Would you quote the material below in full and unchanged?

[Records]
────────────────

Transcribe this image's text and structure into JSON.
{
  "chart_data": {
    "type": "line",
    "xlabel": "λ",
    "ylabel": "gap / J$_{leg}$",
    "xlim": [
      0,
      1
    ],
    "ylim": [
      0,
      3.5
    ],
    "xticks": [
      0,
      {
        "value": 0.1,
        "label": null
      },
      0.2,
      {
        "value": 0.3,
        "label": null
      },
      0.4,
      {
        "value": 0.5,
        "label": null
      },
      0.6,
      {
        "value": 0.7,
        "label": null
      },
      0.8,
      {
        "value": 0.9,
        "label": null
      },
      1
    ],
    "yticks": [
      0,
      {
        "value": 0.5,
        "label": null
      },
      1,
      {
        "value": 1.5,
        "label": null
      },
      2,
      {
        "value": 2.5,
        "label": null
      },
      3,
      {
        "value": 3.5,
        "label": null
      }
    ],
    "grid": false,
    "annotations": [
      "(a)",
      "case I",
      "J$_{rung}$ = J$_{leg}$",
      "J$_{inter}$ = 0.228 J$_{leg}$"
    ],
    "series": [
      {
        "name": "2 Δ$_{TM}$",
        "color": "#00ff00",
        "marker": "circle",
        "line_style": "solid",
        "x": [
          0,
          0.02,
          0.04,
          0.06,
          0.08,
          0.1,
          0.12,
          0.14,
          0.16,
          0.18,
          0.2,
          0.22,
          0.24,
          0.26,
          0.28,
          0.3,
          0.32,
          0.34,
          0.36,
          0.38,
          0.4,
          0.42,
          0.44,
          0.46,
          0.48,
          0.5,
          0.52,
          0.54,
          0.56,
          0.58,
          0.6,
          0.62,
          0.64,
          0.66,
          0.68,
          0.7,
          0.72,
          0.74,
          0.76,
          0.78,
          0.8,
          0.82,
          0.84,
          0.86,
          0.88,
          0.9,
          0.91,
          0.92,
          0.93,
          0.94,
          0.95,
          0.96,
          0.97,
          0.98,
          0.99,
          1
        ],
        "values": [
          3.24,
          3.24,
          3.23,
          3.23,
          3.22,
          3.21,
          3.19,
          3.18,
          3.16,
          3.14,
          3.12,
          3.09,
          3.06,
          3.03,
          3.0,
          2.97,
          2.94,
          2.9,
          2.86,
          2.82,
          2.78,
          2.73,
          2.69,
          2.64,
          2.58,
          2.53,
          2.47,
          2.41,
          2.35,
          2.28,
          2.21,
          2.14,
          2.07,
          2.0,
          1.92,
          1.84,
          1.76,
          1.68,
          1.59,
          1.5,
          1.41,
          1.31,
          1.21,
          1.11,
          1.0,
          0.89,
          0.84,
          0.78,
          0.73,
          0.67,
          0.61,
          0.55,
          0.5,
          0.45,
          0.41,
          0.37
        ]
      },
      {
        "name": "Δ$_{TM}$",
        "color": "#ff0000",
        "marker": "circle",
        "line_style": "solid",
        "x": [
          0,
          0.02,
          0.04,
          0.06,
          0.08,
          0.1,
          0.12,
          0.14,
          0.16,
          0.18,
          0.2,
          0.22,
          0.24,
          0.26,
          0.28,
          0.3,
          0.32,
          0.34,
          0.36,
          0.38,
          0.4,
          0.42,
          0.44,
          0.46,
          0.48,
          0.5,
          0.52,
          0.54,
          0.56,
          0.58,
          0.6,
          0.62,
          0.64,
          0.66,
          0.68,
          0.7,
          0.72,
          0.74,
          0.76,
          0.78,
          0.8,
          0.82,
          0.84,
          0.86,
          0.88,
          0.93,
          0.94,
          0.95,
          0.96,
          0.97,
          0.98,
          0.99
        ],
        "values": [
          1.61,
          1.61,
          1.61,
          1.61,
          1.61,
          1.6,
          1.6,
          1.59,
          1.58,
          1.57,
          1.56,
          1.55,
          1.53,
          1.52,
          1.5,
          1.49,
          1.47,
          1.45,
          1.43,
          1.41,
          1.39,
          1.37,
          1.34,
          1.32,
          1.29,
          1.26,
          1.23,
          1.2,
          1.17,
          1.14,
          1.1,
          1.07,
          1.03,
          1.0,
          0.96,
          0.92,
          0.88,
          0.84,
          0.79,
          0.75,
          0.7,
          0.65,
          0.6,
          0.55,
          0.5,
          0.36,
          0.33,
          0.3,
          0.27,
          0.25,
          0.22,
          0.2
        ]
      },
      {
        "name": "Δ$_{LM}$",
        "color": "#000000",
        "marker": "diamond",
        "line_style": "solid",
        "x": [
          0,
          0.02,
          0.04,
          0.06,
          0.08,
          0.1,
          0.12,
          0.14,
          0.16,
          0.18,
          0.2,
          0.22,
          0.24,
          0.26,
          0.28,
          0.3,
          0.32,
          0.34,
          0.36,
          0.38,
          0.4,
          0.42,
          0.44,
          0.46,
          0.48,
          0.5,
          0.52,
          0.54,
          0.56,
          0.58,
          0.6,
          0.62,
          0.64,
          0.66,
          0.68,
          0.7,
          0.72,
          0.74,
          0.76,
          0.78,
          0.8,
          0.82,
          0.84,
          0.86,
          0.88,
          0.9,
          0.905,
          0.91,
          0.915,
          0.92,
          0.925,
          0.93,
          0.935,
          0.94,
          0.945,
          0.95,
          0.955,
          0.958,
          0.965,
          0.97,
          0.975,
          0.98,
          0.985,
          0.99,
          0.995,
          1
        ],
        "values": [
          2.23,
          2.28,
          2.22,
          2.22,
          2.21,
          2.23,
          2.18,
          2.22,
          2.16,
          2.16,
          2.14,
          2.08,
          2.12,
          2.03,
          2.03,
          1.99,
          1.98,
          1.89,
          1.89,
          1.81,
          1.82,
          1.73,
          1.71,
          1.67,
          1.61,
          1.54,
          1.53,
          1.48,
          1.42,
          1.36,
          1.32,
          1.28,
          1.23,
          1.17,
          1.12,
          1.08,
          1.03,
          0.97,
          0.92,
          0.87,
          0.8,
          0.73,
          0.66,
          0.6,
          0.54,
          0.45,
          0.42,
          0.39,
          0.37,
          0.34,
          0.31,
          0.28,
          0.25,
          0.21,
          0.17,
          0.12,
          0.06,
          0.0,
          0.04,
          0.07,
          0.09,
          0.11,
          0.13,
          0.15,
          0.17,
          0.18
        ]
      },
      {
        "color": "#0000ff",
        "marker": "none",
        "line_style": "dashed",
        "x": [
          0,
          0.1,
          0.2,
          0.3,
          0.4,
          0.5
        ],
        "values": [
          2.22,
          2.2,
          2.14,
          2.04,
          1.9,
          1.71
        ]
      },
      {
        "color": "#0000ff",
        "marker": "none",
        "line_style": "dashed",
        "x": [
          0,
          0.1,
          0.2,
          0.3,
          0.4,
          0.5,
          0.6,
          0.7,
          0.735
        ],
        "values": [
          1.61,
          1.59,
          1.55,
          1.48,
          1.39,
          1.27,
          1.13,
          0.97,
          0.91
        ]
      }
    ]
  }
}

────────────────

**ANSWER TO THE EXERCISE**
Transcribe this image's text and structure into JSON.
{
  "chart_data": {
    "type": "line",
    "xlabel": "λ",
    "ylabel": "gap / J$_{leg}$",
    "xlim": [
      0,
      1
    ],
    "ylim": [
      0,
      3.5
    ],
    "xticks": [
      0,
      {
        "value": 0.1,
        "label": null
      },
      0.2,
      {
        "value": 0.3,
        "label": null
      },
      0.4,
      {
        "value": 0.5,
        "label": null
      },
      0.6,
      {
        "value": 0.7,
        "label": null
      },
      0.8,
      {
        "value": 0.9,
        "label": null
      },
      1
    ],
    "yticks": [
      0,
      {
        "value": 0.5,
        "label": null
      },
      1,
      {
        "value": 1.5,
        "label": null
      },
      2,
      {
        "value": 2.5,
        "label": null
      },
      3,
      {
        "value": 3.5,
        "label": null
      }
    ],
    "grid": false,
    "annotations": [
      "(a)",
      "case I",
      "J$_{rung}$ = J$_{leg}$",
      "J$_{inter}$ = 0.228 J$_{leg}$"
    ],
    "series": [
      {
        "name": "2 Δ$_{TM}$",
        "color": "#00ff00",
        "marker": "circle",
        "line_style": "solid",
        "x": [
          0,
          0.02,
          0.04,
          0.06,
          0.08,
          0.1,
          0.12,
          0.14,
          0.16,
          0.18,
          0.2,
          0.22,
          0.24,
          0.26,
          0.28,
          0.3,
          0.32,
          0.34,
          0.36,
          0.38,
          0.4,
          0.42,
          0.44,
          0.46,
          0.48,
          0.5,
          0.52,
          0.54,
          0.56,
          0.58,
          0.6,
          0.62,
          0.64,
          0.66,
          0.68,
          0.7,
          0.72,
          0.74,
          0.76,
          0.78,
          0.8,
          0.82,
          0.84,
          0.86,
          0.88,
          0.9,
          0.91,
          0.92,
          0.93,
          0.94,
          0.95,
          0.96,
          0.97,
          0.98,
          0.99,
          1
        ],
        "values": [
          3.24,
          3.24,
          3.23,
          3.23,
          3.22,
          3.21,
          3.19,
          3.18,
          3.16,
          3.14,
          3.12,
          3.09,
          3.06,
          3.03,
          3.0,
          2.97,
          2.94,
          2.9,
          2.86,
          2.82,
          2.78,
          2.73,
          2.69,
          2.64,
          2.58,
          2.53,
          2.47,
          2.41,
          2.35,
          2.28,
          2.21,
          2.14,
          2.07,
          2.0,
          1.92,
          1.84,
          1.76,
          1.68,
          1.59,
          1.5,
          1.41,
          1.31,
          1.21,
          1.11,
          1.0,
          0.89,
          0.84,
          0.78,
          0.73,
          0.67,
          0.61,
          0.55,
          0.5,
          0.45,
          0.41,
          0.37
        ]
      },
      {
        "name": "Δ$_{TM}$",
        "color": "#ff0000",
        "marker": "circle",
        "line_style": "solid",
        "x": [
          0,
          0.02,
          0.04,
          0.06,
          0.08,
          0.1,
          0.12,
          0.14,
          0.16,
          0.18,
          0.2,
          0.22,
          0.24,
          0.26,
          0.28,
          0.3,
          0.32,
          0.34,
          0.36,
          0.38,
          0.4,
          0.42,
          0.44,
          0.46,
          0.48,
          0.5,
          0.52,
          0.54,
          0.56,
          0.58,
          0.6,
          0.62,
          0.64,
          0.66,
          0.68,
          0.7,
          0.72,
          0.74,
          0.76,
          0.78,
          0.8,
          0.82,
          0.84,
          0.86,
          0.88,
          0.93,
          0.94,
          0.95,
          0.96,
          0.97,
          0.98,
          0.99
        ],
        "values": [
          1.61,
          1.61,
          1.61,
          1.61,
          1.61,
          1.6,
          1.6,
          1.59,
          1.58,
          1.57,
          1.56,
          1.55,
          1.53,
          1.52,
          1.5,
          1.49,
          1.47,
          1.45,
          1.43,
          1.41,
          1.39,
          1.37,
          1.34,
          1.32,
          1.29,
          1.26,
          1.23,
          1.2,
          1.17,
          1.14,
          1.1,
          1.07,
          1.03,
          1.0,
          0.96,
          0.92,
          0.88,
          0.84,
          0.79,
          0.75,
          0.7,
          0.65,
          0.6,
          0.55,
          0.5,
          0.36,
          0.33,
          0.3,
          0.27,
          0.25,
          0.22,
          0.2
        ]
      },
      {
        "name": "Δ$_{LM}$",
        "color": "#000000",
        "marker": "diamond",
        "line_style": "solid",
        "x": [
          0,
          0.02,
          0.04,
          0.06,
          0.08,
          0.1,
          0.12,
          0.14,
          0.16,
          0.18,
          0.2,
          0.22,
          0.24,
          0.26,
          0.28,
          0.3,
          0.32,
          0.34,
          0.36,
          0.38,
          0.4,
          0.42,
          0.44,
          0.46,
          0.48,
          0.5,
          0.52,
          0.54,
          0.56,
          0.58,
          0.6,
          0.62,
          0.64,
          0.66,
          0.68,
          0.7,
          0.72,
          0.74,
          0.76,
          0.78,
          0.8,
          0.82,
          0.84,
          0.86,
          0.88,
          0.9,
          0.905,
          0.91,
          0.915,
          0.92,
          0.925,
          0.93,
          0.935,
          0.94,
          0.945,
          0.95,
          0.955,
          0.958,
          0.965,
          0.97,
          0.975,
          0.98,
          0.985,
          0.99,
          0.995,
          1
        ],
        "values": [
          2.23,
          2.28,
          2.22,
          2.22,
          2.21,
          2.23,
          2.18,
          2.22,
          2.16,
          2.16,
          2.14,
          2.08,
          2.12,
          2.03,
          2.03,
          1.99,
          1.98,
          1.89,
          1.89,
          1.81,
          1.82,
          1.73,
          1.71,
          1.67,
          1.61,
          1.54,
          1.53,
          1.48,
          1.42,
          1.36,
          1.32,
          1.28,
          1.23,
          1.17,
          1.12,
          1.08,
          1.03,
          0.97,
          0.92,
          0.87,
          0.8,
          0.73,
          0.66,
          0.6,
          0.54,
          0.45,
          0.42,
          0.39,
          0.37,
          0.34,
          0.31,
          0.28,
          0.25,
          0.21,
          0.17,
          0.12,
          0.06,
          0.0,
          0.04,
          0.07,
          0.09,
          0.11,
          0.13,
          0.15,
          0.17,
          0.18
        ]
      },
      {
        "color": "#0000ff",
        "marker": "none",
        "line_style": "dashed",
        "x": [
          0,
          0.1,
          0.2,
          0.3,
          0.4,
          0.5
        ],
        "values": [
          2.22,
          2.2,
          2.14,
          2.04,
          1.9,
          1.71
        ]
      },
      {
        "color": "#0000ff",
        "marker": "none",
        "line_style": "dashed",
        "x": [
          0,
          0.1,
          0.2,
          0.3,
          0.4,
          0.5,
          0.6,
          0.7,
          0.735
        ],
        "values": [
          1.61,
          1.59,
          1.55,
          1.48,
          1.39,
          1.27,
          1.13,
          0.97,
          0.91
        ]
      }
    ]
  }
}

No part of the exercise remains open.